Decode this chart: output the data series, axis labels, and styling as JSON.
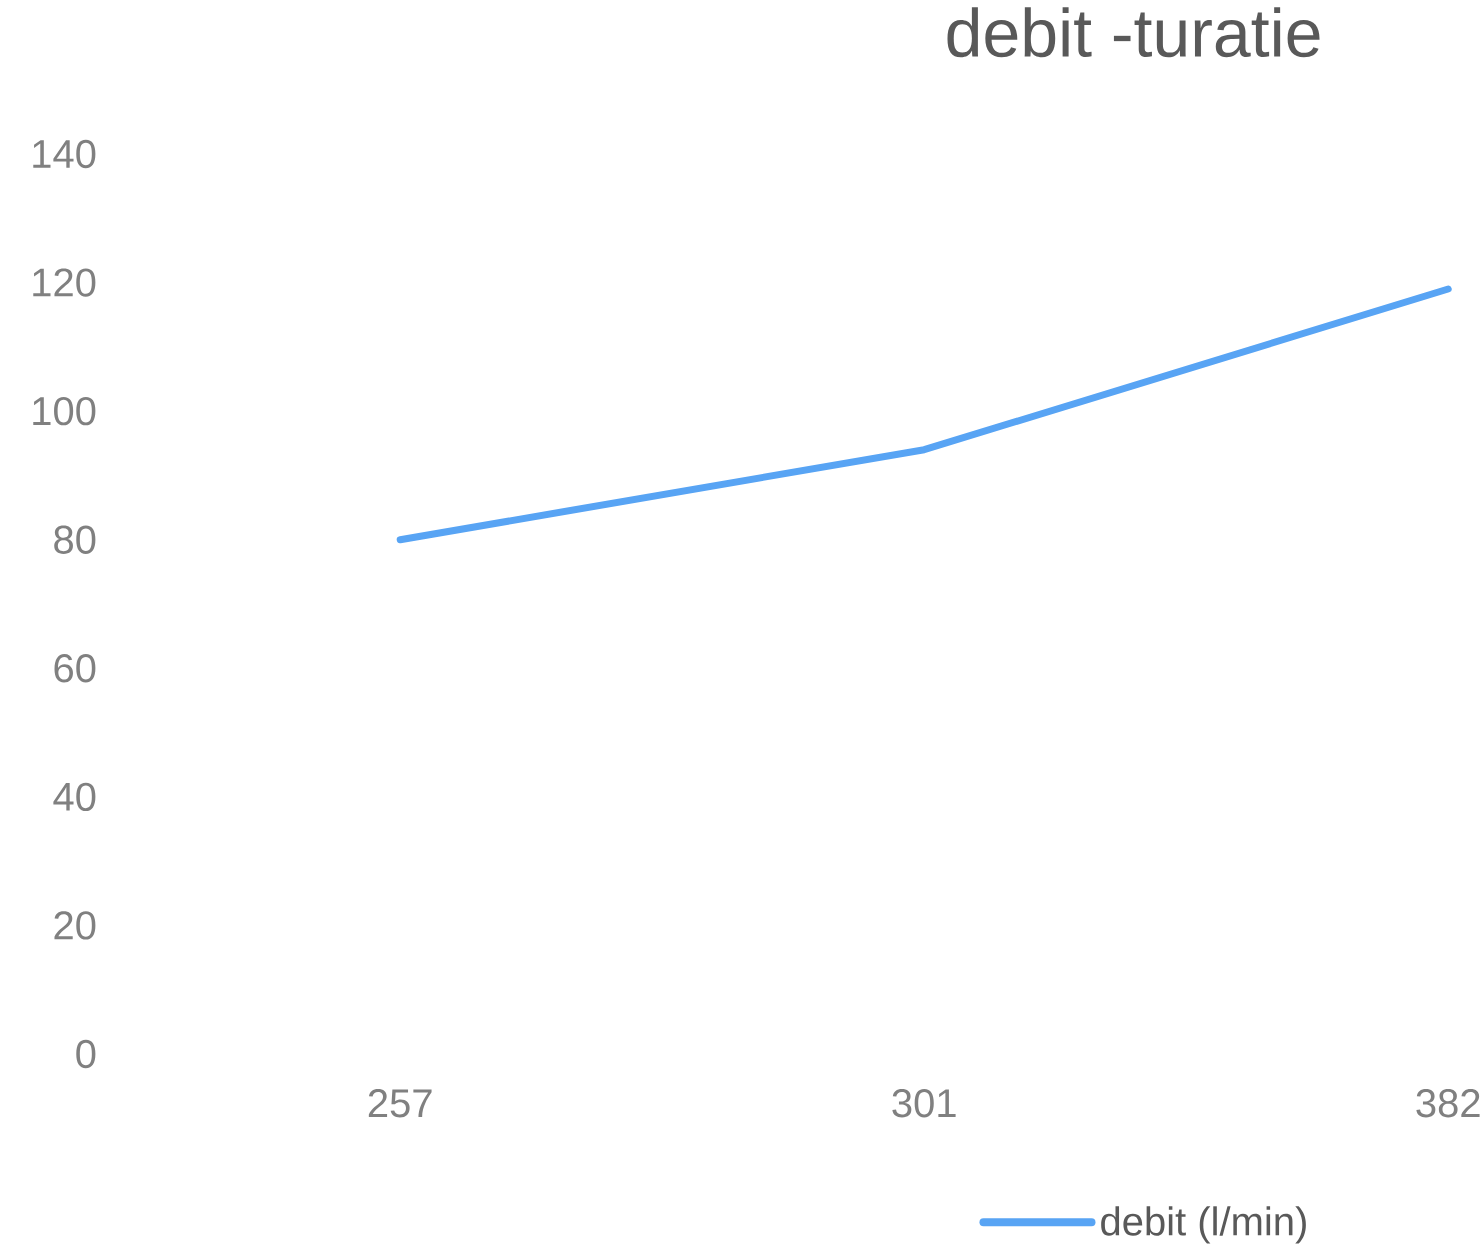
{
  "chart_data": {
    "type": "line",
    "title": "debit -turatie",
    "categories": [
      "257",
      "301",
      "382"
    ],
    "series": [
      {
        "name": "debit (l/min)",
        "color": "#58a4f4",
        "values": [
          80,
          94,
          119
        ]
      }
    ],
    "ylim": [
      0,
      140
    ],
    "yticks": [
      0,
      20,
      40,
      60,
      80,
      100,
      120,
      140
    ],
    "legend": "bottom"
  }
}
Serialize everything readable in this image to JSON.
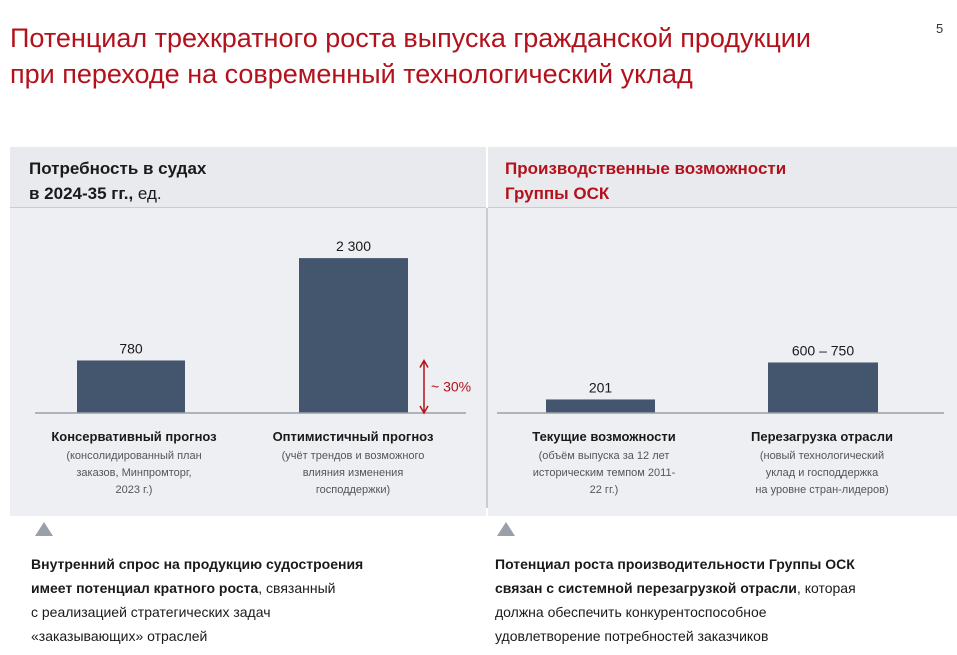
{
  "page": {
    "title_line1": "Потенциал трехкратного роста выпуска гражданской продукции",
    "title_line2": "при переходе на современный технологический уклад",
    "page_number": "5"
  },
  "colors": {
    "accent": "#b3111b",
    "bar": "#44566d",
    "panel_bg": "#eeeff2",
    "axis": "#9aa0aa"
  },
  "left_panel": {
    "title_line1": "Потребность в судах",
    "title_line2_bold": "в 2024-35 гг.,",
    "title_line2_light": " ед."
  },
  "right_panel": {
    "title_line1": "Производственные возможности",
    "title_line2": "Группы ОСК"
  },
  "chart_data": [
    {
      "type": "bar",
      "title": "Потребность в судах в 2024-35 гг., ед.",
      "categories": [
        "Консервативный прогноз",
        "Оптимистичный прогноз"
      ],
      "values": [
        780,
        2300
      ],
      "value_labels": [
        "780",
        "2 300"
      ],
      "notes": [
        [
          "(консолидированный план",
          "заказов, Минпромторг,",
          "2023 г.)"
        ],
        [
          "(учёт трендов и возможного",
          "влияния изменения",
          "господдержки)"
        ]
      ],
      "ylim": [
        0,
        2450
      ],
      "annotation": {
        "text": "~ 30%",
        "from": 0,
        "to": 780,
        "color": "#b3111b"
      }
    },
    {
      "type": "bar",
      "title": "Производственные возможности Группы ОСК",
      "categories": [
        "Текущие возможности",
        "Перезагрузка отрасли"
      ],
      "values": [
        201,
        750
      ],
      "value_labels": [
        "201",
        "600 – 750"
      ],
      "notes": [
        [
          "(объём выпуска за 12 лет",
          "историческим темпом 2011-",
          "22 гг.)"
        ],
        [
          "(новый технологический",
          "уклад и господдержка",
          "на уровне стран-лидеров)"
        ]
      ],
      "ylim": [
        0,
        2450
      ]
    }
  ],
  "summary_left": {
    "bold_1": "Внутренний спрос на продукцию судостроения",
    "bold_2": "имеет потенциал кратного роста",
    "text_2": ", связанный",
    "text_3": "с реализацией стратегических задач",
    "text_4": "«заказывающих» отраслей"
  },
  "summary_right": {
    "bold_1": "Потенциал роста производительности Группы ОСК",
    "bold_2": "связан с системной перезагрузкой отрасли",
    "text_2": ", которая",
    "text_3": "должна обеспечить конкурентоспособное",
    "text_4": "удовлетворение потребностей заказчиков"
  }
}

_Problem:_
All of the data above should be transcribed verbatim, with pictures omitted.

_Correct response:_
Decode this chart: output the data series, axis labels, and styling as JSON.
{
  "chart_data": {
    "type": "line",
    "title": "debit -turatie",
    "categories": [
      "257",
      "301",
      "382"
    ],
    "series": [
      {
        "name": "debit (l/min)",
        "color": "#58a4f4",
        "values": [
          80,
          94,
          119
        ]
      }
    ],
    "ylim": [
      0,
      140
    ],
    "yticks": [
      0,
      20,
      40,
      60,
      80,
      100,
      120,
      140
    ],
    "legend": "bottom"
  }
}
Serialize everything readable in this image to JSON.
{
  "page": {
    "title_line1": "Потенциал трехкратного роста выпуска гражданской продукции",
    "title_line2": "при переходе на современный технологический уклад",
    "page_number": "5"
  },
  "colors": {
    "accent": "#b3111b",
    "bar": "#44566d",
    "panel_bg": "#eeeff2",
    "axis": "#9aa0aa"
  },
  "left_panel": {
    "title_line1": "Потребность в судах",
    "title_line2_bold": "в 2024-35 гг.,",
    "title_line2_light": " ед."
  },
  "right_panel": {
    "title_line1": "Производственные возможности",
    "title_line2": "Группы ОСК"
  },
  "chart_data": [
    {
      "type": "bar",
      "title": "Потребность в судах в 2024-35 гг., ед.",
      "categories": [
        "Консервативный прогноз",
        "Оптимистичный прогноз"
      ],
      "values": [
        780,
        2300
      ],
      "value_labels": [
        "780",
        "2 300"
      ],
      "notes": [
        [
          "(консолидированный план",
          "заказов, Минпромторг,",
          "2023 г.)"
        ],
        [
          "(учёт трендов и возможного",
          "влияния изменения",
          "господдержки)"
        ]
      ],
      "ylim": [
        0,
        2450
      ],
      "annotation": {
        "text": "~ 30%",
        "from": 0,
        "to": 780,
        "color": "#b3111b"
      }
    },
    {
      "type": "bar",
      "title": "Производственные возможности Группы ОСК",
      "categories": [
        "Текущие возможности",
        "Перезагрузка отрасли"
      ],
      "values": [
        201,
        750
      ],
      "value_labels": [
        "201",
        "600 – 750"
      ],
      "notes": [
        [
          "(объём выпуска за 12 лет",
          "историческим темпом 2011-",
          "22 гг.)"
        ],
        [
          "(новый технологический",
          "уклад и господдержка",
          "на уровне стран-лидеров)"
        ]
      ],
      "ylim": [
        0,
        2450
      ]
    }
  ],
  "summary_left": {
    "bold_1": "Внутренний спрос на продукцию судостроения",
    "bold_2": "имеет потенциал кратного роста",
    "text_2": ", связанный",
    "text_3": "с реализацией стратегических задач",
    "text_4": "«заказывающих» отраслей"
  },
  "summary_right": {
    "bold_1": "Потенциал роста производительности Группы ОСК",
    "bold_2": "связан с системной перезагрузкой отрасли",
    "text_2": ", которая",
    "text_3": "должна обеспечить конкурентоспособное",
    "text_4": "удовлетворение потребностей заказчиков"
  }
}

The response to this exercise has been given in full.